**The exercise:**
Output all lines exactly, with nothing added or dropped.

**Input rows:**

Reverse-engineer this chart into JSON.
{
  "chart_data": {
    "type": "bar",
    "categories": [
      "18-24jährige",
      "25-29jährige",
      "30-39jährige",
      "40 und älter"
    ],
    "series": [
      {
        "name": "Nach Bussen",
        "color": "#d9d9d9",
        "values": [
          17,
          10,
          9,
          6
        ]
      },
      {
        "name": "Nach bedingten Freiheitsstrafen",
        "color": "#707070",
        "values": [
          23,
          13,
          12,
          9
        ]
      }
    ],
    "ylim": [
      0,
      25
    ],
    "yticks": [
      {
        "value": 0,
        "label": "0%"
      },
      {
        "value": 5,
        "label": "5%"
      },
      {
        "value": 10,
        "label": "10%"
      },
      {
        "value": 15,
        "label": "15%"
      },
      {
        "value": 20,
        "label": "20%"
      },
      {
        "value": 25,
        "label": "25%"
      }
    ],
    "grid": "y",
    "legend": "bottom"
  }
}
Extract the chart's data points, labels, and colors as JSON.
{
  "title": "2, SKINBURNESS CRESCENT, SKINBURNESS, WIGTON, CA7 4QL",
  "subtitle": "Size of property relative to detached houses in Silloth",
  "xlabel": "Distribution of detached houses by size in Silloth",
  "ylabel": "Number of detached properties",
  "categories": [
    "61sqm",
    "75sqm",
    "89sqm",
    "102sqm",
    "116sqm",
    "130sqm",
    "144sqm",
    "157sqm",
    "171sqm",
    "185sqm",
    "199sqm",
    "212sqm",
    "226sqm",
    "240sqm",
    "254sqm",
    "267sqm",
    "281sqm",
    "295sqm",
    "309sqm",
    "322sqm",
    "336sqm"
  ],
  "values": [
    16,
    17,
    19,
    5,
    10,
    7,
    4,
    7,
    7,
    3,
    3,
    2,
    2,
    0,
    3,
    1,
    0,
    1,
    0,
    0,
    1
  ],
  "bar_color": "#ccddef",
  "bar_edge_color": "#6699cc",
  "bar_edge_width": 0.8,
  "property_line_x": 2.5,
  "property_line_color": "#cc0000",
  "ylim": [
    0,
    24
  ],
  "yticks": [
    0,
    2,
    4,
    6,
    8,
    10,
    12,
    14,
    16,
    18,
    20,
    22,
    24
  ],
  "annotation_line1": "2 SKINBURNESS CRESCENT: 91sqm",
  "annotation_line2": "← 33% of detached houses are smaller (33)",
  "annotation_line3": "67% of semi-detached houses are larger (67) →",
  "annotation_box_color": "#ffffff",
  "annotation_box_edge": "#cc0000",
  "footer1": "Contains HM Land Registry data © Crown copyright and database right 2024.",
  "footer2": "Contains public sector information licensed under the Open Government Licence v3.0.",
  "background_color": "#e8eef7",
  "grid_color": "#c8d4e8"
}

**Answer for this exercise:**
Reverse-engineer this chart into JSON.
{
  "chart_data": {
    "type": "bar",
    "categories": [
      "18-24jährige",
      "25-29jährige",
      "30-39jährige",
      "40 und älter"
    ],
    "series": [
      {
        "name": "Nach Bussen",
        "color": "#d9d9d9",
        "values": [
          17,
          10,
          9,
          6
        ]
      },
      {
        "name": "Nach bedingten Freiheitsstrafen",
        "color": "#707070",
        "values": [
          23,
          13,
          12,
          9
        ]
      }
    ],
    "ylim": [
      0,
      25
    ],
    "yticks": [
      {
        "value": 0,
        "label": "0%"
      },
      {
        "value": 5,
        "label": "5%"
      },
      {
        "value": 10,
        "label": "10%"
      },
      {
        "value": 15,
        "label": "15%"
      },
      {
        "value": 20,
        "label": "20%"
      },
      {
        "value": 25,
        "label": "25%"
      }
    ],
    "grid": "y",
    "legend": "bottom"
  }
}
Extract the chart's data points, labels, and colors as JSON.
{
  "title": "2, SKINBURNESS CRESCENT, SKINBURNESS, WIGTON, CA7 4QL",
  "subtitle": "Size of property relative to detached houses in Silloth",
  "xlabel": "Distribution of detached houses by size in Silloth",
  "ylabel": "Number of detached properties",
  "categories": [
    "61sqm",
    "75sqm",
    "89sqm",
    "102sqm",
    "116sqm",
    "130sqm",
    "144sqm",
    "157sqm",
    "171sqm",
    "185sqm",
    "199sqm",
    "212sqm",
    "226sqm",
    "240sqm",
    "254sqm",
    "267sqm",
    "281sqm",
    "295sqm",
    "309sqm",
    "322sqm",
    "336sqm"
  ],
  "values": [
    16,
    17,
    19,
    5,
    10,
    7,
    4,
    7,
    7,
    3,
    3,
    2,
    2,
    0,
    3,
    1,
    0,
    1,
    0,
    0,
    1
  ],
  "bar_color": "#ccddef",
  "bar_edge_color": "#6699cc",
  "bar_edge_width": 0.8,
  "property_line_x": 2.5,
  "property_line_color": "#cc0000",
  "ylim": [
    0,
    24
  ],
  "yticks": [
    0,
    2,
    4,
    6,
    8,
    10,
    12,
    14,
    16,
    18,
    20,
    22,
    24
  ],
  "annotation_line1": "2 SKINBURNESS CRESCENT: 91sqm",
  "annotation_line2": "← 33% of detached houses are smaller (33)",
  "annotation_line3": "67% of semi-detached houses are larger (67) →",
  "annotation_box_color": "#ffffff",
  "annotation_box_edge": "#cc0000",
  "footer1": "Contains HM Land Registry data © Crown copyright and database right 2024.",
  "footer2": "Contains public sector information licensed under the Open Government Licence v3.0.",
  "background_color": "#e8eef7",
  "grid_color": "#c8d4e8"
}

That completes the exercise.